The request: Pull each line containing "elements" out of the data and copy it.

Saved entries:
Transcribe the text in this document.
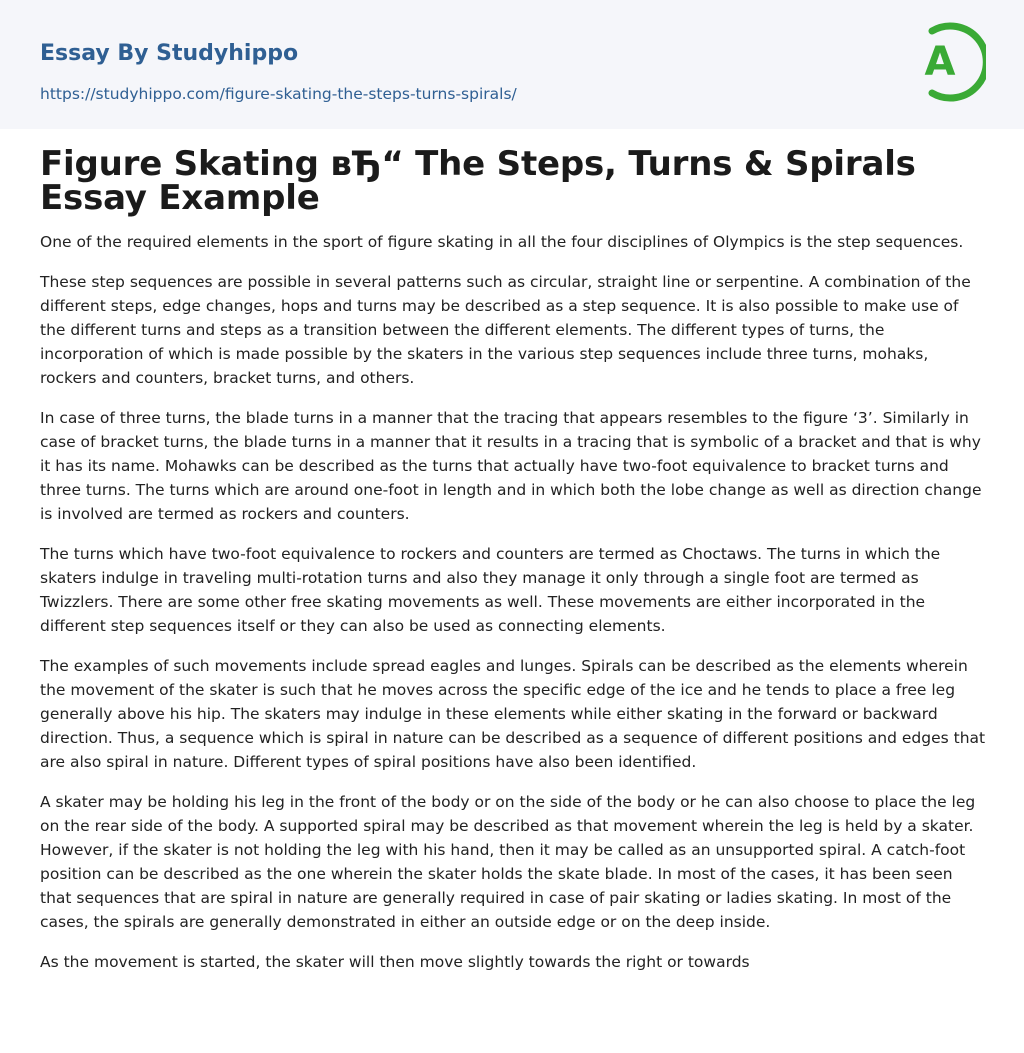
Essay By Studyhippo
https://studyhippo.com/figure-skating-the-steps-turns-spirals/
A
Figure Skating вЂ“ The Steps, Turns & Spirals Essay Example

One of the required elements in the sport of figure skating in all the four disciplines of Olympics is the step sequences.

These step sequences are possible in several patterns such as circular, straight line or serpentine. A combination of the different steps, edge changes, hops and turns may be described as a step sequence. It is also possible to make use of the different turns and steps as a transition between the different elements. The different types of turns, the incorporation of which is made possible by the skaters in the various step sequences include three turns, mohaks, rockers and counters, bracket turns, and others.

In case of three turns, the blade turns in a manner that the tracing that appears resembles to the figure ‘3’. Similarly in case of bracket turns, the blade turns in a manner that it results in a tracing that is symbolic of a bracket and that is why it has its name. Mohawks can be described as the turns that actually have two-foot equivalence to bracket turns and three turns. The turns which are around one-foot in length and in which both the lobe change as well as direction change is involved are termed as rockers and counters.

The turns which have two-foot equivalence to rockers and counters are termed as Choctaws. The turns in which the skaters indulge in traveling multi-rotation turns and also they manage it only through a single foot are termed as Twizzlers. There are some other free skating movements as well. These movements are either incorporated in the different step sequences itself or they can also be used as connecting elements.

The examples of such movements include spread eagles and lunges. Spirals can be described as the elements wherein the movement of the skater is such that he moves across the specific edge of the ice and he tends to place a free leg generally above his hip. The skaters may indulge in these elements while either skating in the forward or backward direction. Thus, a sequence which is spiral in nature can be described as a sequence of different positions and edges that are also spiral in nature. Different types of spiral positions have also been identified.

A skater may be holding his leg in the front of the body or on the side of the body or he can also choose to place the leg on the rear side of the body. A supported spiral may be described as that movement wherein the leg is held by a skater. However, if the skater is not holding the leg with his hand, then it may be called as an unsupported spiral. A catch-foot position can be described as the one wherein the skater holds the skate blade. In most of the cases, it has been seen that sequences that are spiral in nature are generally required in case of pair skating or ladies skating. In most of the cases, the spirals are generally demonstrated in either an outside edge or on the deep inside.

As the movement is started, the skater will then move slightly towards the right or towards
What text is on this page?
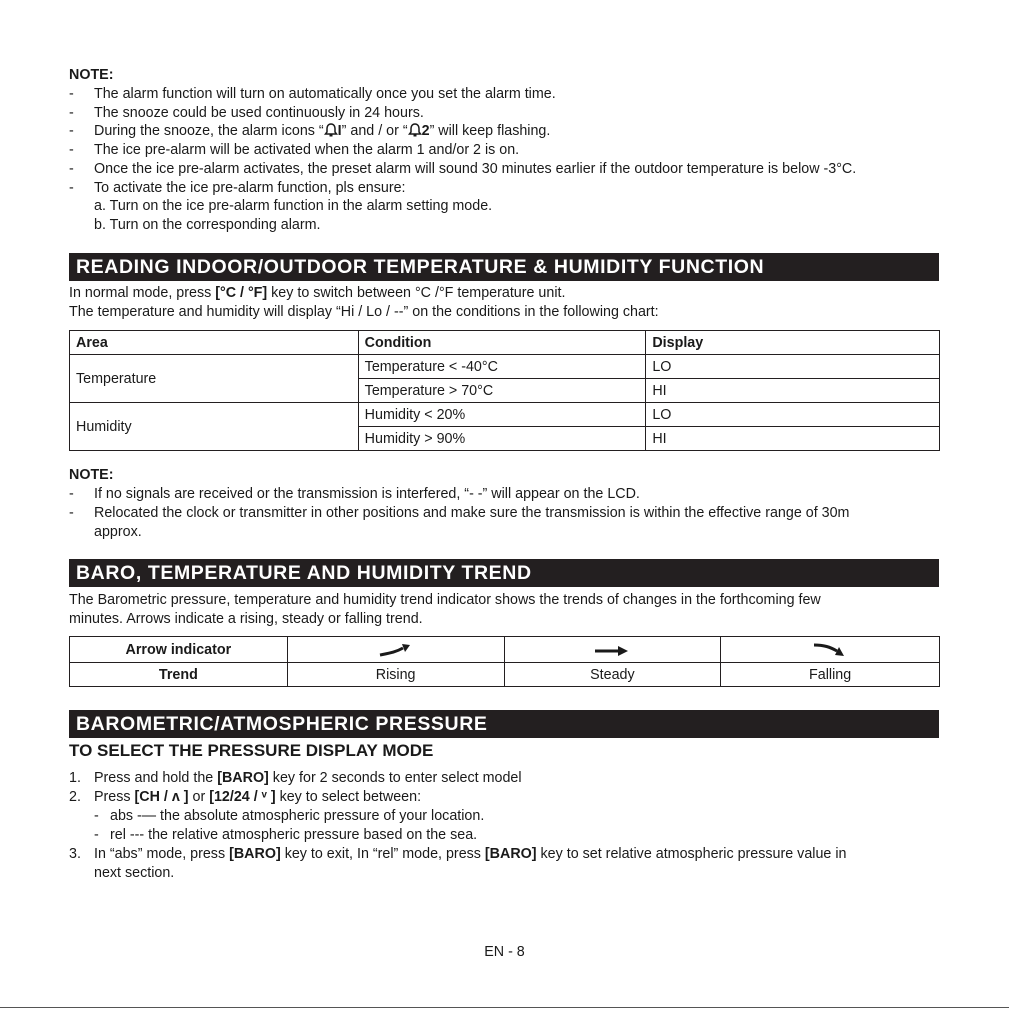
NOTE:
-	The alarm function will turn on automatically once you set the alarm time.
-	The snooze could be used continuously in 24 hours.
-	During the snooze, the alarm icons “ I” and / or “ 2” will keep flashing.
-	The ice pre-alarm will be activated when the alarm 1 and/or 2 is on.
-	Once the ice pre-alarm activates, the preset alarm will sound 30 minutes earlier if the outdoor temperature is below -3°C.
-	To activate the ice pre-alarm function, pls ensure:
a. Turn on the ice pre-alarm function in the alarm setting mode.
b. Turn on the corresponding alarm.
READING INDOOR/OUTDOOR TEMPERATURE & HUMIDITY FUNCTION
In normal mode, press [°C / °F] key to switch between °C /°F temperature unit.
The temperature and humidity will display “Hi / Lo / --” on the conditions in the following chart:
Area	Condition	Display
Temperature	Temperature < -40°C	LO
	Temperature > 70°C	HI
Humidity	Humidity < 20%	LO
	Humidity > 90%	HI
NOTE:
-	If no signals are received or the transmission is interfered, “- -” will appear on the LCD.
-	Relocated the clock or transmitter in other positions and make sure the transmission is within the effective range of 30m
approx.
BARO, TEMPERATURE AND HUMIDITY TREND
The Barometric pressure, temperature and humidity trend indicator shows the trends of changes in the forthcoming few
minutes. Arrows indicate a rising, steady or falling trend.
Arrow indicator	

Trend	Rising	Steady	Falling
BAROMETRIC/ATMOSPHERIC PRESSURE
TO SELECT THE PRESSURE DISPLAY MODE
1. Press and hold the [BARO] key for 2 seconds to enter select model
2. Press [CH / ʌ ] or [12/24 / ᵛ ] key to select between:
- abs -— the absolute atmospheric pressure of your location.
- rel --- the relative atmospheric pressure based on the sea.
3. In “abs” mode, press [BARO] key to exit, In “rel” mode, press [BARO] key to set relative atmospheric pressure value in
next section.
EN - 8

Response below:
One of the required elements in the sport of figure skating in all the four disciplines of Olympics is the step sequences.
These step sequences are possible in several patterns such as circular, straight line or serpentine. A combination of the different steps, edge changes, hops and turns may be described as a step sequence. It is also possible to make use of the different turns and steps as a transition between the different elements. The different types of turns, the incorporation of which is made possible by the skaters in the various step sequences include three turns, mohaks, rockers and counters, bracket turns, and others.
The turns which have two-foot equivalence to rockers and counters are termed as Choctaws. The turns in which the skaters indulge in traveling multi-rotation turns and also they manage it only through a single foot are termed as Twizzlers. There are some other free skating movements as well. These movements are either incorporated in the different step sequences itself or they can also be used as connecting elements.
The examples of such movements include spread eagles and lunges. Spirals can be described as the elements wherein the movement of the skater is such that he moves across the specific edge of the ice and he tends to place a free leg generally above his hip. The skaters may indulge in these elements while either skating in the forward or backward direction. Thus, a sequence which is spiral in nature can be described as a sequence of different positions and edges that are also spiral in nature. Different types of spiral positions have also been identified.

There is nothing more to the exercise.